Your objective:
Leave out the images and repeat the listing below without a single change.

Rows:
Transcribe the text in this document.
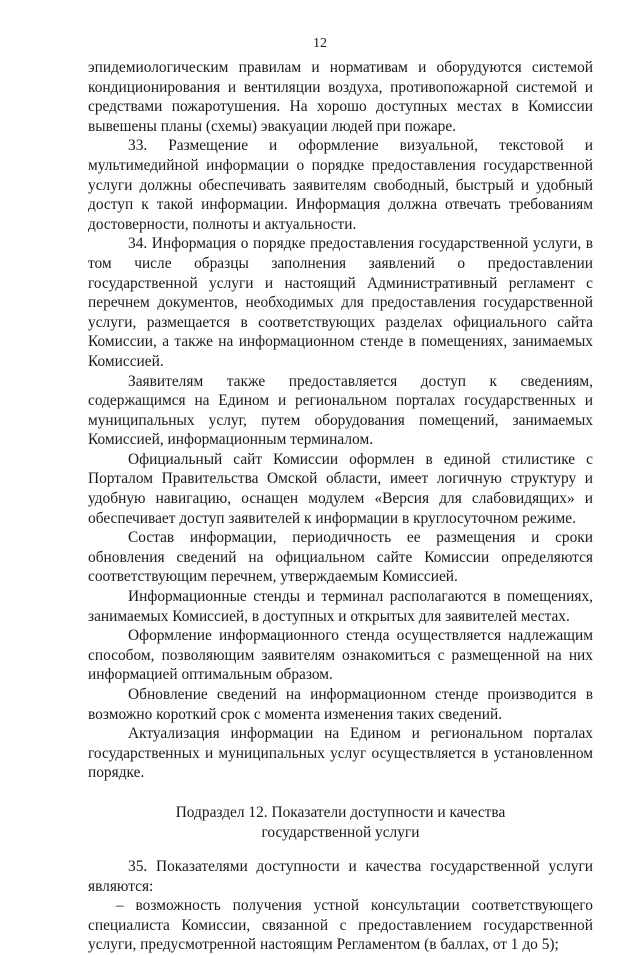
12

эпидемиологическим правилам и нормативам и оборудуются системой кондиционирования и вентиляции воздуха, противопожарной системой и средствами пожаротушения. На хорошо доступных местах в Комиссии вывешены планы (схемы) эвакуации людей при пожаре.

33. Размещение и оформление визуальной, текстовой и мультимедийной информации о порядке предоставления государственной услуги должны обеспечивать заявителям свободный, быстрый и удобный доступ к такой информации. Информация должна отвечать требованиям достоверности, полноты и актуальности.

34. Информация о порядке предоставления государственной услуги, в том числе образцы заполнения заявлений о предоставлении государственной услуги и настоящий Административный регламент с перечнем документов, необходимых для предоставления государственной услуги, размещается в соответствующих разделах официального сайта Комиссии, а также на информационном стенде в помещениях, занимаемых Комиссией.

Заявителям также предоставляется доступ к сведениям, содержащимся на Едином и региональном порталах государственных и муниципальных услуг, путем оборудования помещений, занимаемых Комиссией, информационным терминалом.

Официальный сайт Комиссии оформлен в единой стилистике с Порталом Правительства Омской области, имеет логичную структуру и удобную навигацию, оснащен модулем «Версия для слабовидящих» и обеспечивает доступ заявителей к информации в круглосуточном режиме.

Состав информации, периодичность ее размещения и сроки обновления сведений на официальном сайте Комиссии определяются соответствующим перечнем, утверждаемым Комиссией.

Информационные стенды и терминал располагаются в помещениях, занимаемых Комиссией, в доступных и открытых для заявителей местах.

Оформление информационного стенда осуществляется надлежащим способом, позволяющим заявителям ознакомиться с размещенной на них информацией оптимальным образом.

Обновление сведений на информационном стенде производится в возможно короткий срок с момента изменения таких сведений.

Актуализация информации на Едином и региональном порталах государственных и муниципальных услуг осуществляется в установленном порядке.

Подраздел 12. Показатели доступности и качества
государственной услуги

35. Показателями доступности и качества государственной услуги являются:

– возможность получения устной консультации соответствующего специалиста Комиссии, связанной с предоставлением государственной услуги, предусмотренной настоящим Регламентом (в баллах, от 1 до 5);
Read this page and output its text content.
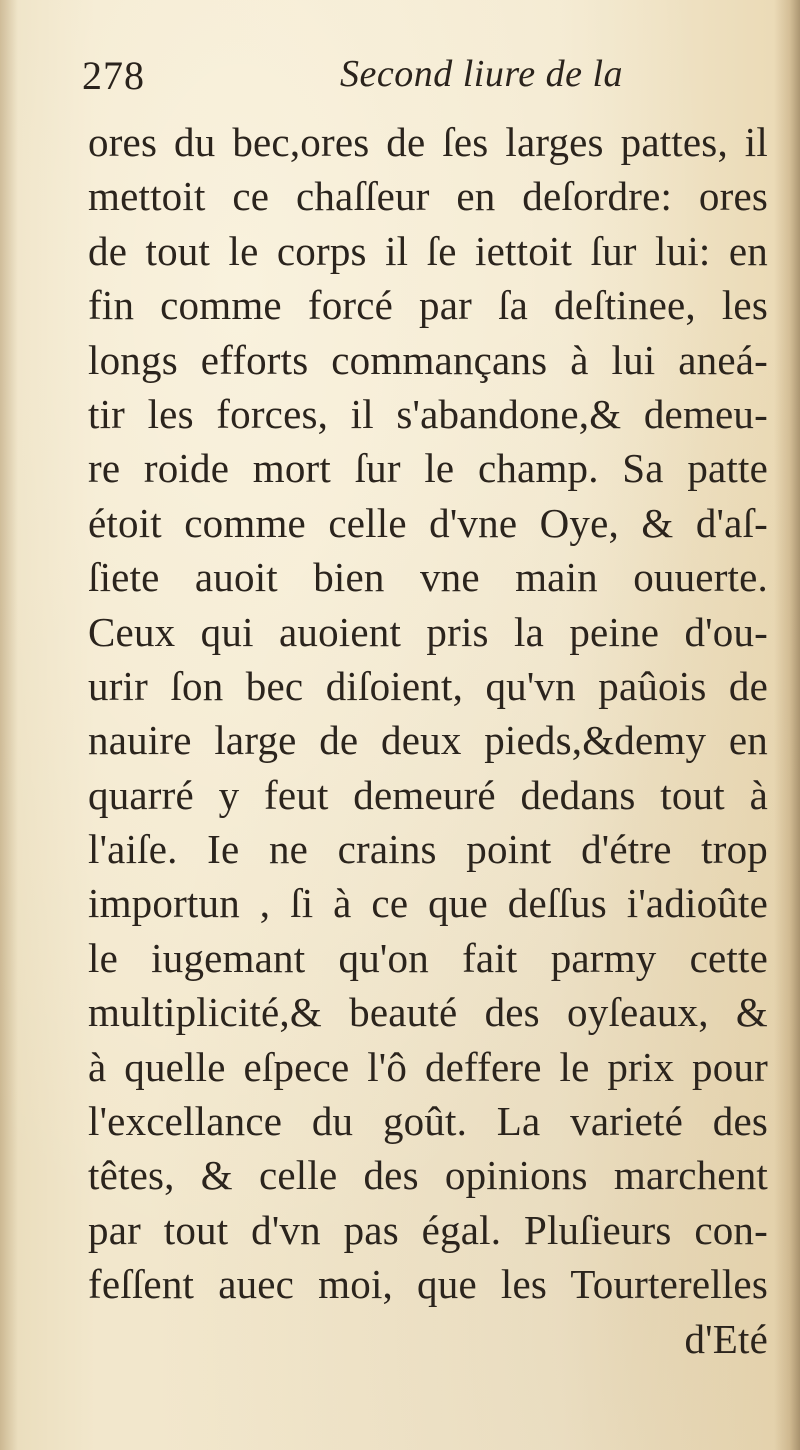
278	Second liure de la
ores du bec,ores de ſes larges pattes, il
mettoit ce chaſſeur en deſordre: ores
de tout le corps il ſe iettoit ſur lui: en
fin comme forcé par ſa deſtinee, les
longs efforts commançans à lui aneá-
tir les forces, il s'abandone,& demeu-
re roide mort ſur le champ. Sa patte
étoit comme celle d'vne Oye, & d'aſ-
ſiete auoit bien vne main ouuerte.
Ceux qui auoient pris la peine d'ou-
urir ſon bec diſoient, qu'vn paûois de
nauire large de deux pieds,&demy en
quarré y feut demeuré dedans tout à
l'aiſe. Ie ne crains point d'étre trop
importun , ſi à ce que deſſus i'adioûte
le iugemant qu'on fait parmy cette
multiplicité,& beauté des oyſeaux, &
à quelle eſpece l'ô deffere le prix pour
l'excellance du goût. La varieté des
têtes, & celle des opinions marchent
par tout d'vn pas égal. Pluſieurs con-
feſſent auec moi, que les Tourterelles
d'Eté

Response for this exercise:
Transcribe the text in this document.
12

эпидемиологическим правилам и нормативам и оборудуются системой кондиционирования и вентиляции воздуха, противопожарной системой и средствами пожаротушения. На хорошо доступных местах в Комиссии вывешены планы (схемы) эвакуации людей при пожаре.

33. Размещение и оформление визуальной, текстовой и мультимедийной информации о порядке предоставления государственной услуги должны обеспечивать заявителям свободный, быстрый и удобный доступ к такой информации. Информация должна отвечать требованиям достоверности, полноты и актуальности.

34. Информация о порядке предоставления государственной услуги, в том числе образцы заполнения заявлений о предоставлении государственной услуги и настоящий Административный регламент с перечнем документов, необходимых для предоставления государственной услуги, размещается в соответствующих разделах официального сайта Комиссии, а также на информационном стенде в помещениях, занимаемых Комиссией.

Заявителям также предоставляется доступ к сведениям, содержащимся на Едином и региональном порталах государственных и муниципальных услуг, путем оборудования помещений, занимаемых Комиссией, информационным терминалом.

Официальный сайт Комиссии оформлен в единой стилистике с Порталом Правительства Омской области, имеет логичную структуру и удобную навигацию, оснащен модулем «Версия для слабовидящих» и обеспечивает доступ заявителей к информации в круглосуточном режиме.

Состав информации, периодичность ее размещения и сроки обновления сведений на официальном сайте Комиссии определяются соответствующим перечнем, утверждаемым Комиссией.

Информационные стенды и терминал располагаются в помещениях, занимаемых Комиссией, в доступных и открытых для заявителей местах.

Оформление информационного стенда осуществляется надлежащим способом, позволяющим заявителям ознакомиться с размещенной на них информацией оптимальным образом.

Обновление сведений на информационном стенде производится в возможно короткий срок с момента изменения таких сведений.

Актуализация информации на Едином и региональном порталах государственных и муниципальных услуг осуществляется в установленном порядке.

Подраздел 12. Показатели доступности и качества
государственной услуги

35. Показателями доступности и качества государственной услуги являются:

– возможность получения устной консультации соответствующего специалиста Комиссии, связанной с предоставлением государственной услуги, предусмотренной настоящим Регламентом (в баллах, от 1 до 5);
Read this page and output its text content.
278	Second liure de la
ores du bec,ores de ſes larges pattes, il
mettoit ce chaſſeur en deſordre: ores
de tout le corps il ſe iettoit ſur lui: en
fin comme forcé par ſa deſtinee, les
longs efforts commançans à lui aneá-
tir les forces, il s'abandone,& demeu-
re roide mort ſur le champ. Sa patte
étoit comme celle d'vne Oye, & d'aſ-
ſiete auoit bien vne main ouuerte.
Ceux qui auoient pris la peine d'ou-
urir ſon bec diſoient, qu'vn paûois de
nauire large de deux pieds,&demy en
quarré y feut demeuré dedans tout à
l'aiſe. Ie ne crains point d'étre trop
importun , ſi à ce que deſſus i'adioûte
le iugemant qu'on fait parmy cette
multiplicité,& beauté des oyſeaux, &
à quelle eſpece l'ô deffere le prix pour
l'excellance du goût. La varieté des
têtes, & celle des opinions marchent
par tout d'vn pas égal. Pluſieurs con-
feſſent auec moi, que les Tourterelles
d'Eté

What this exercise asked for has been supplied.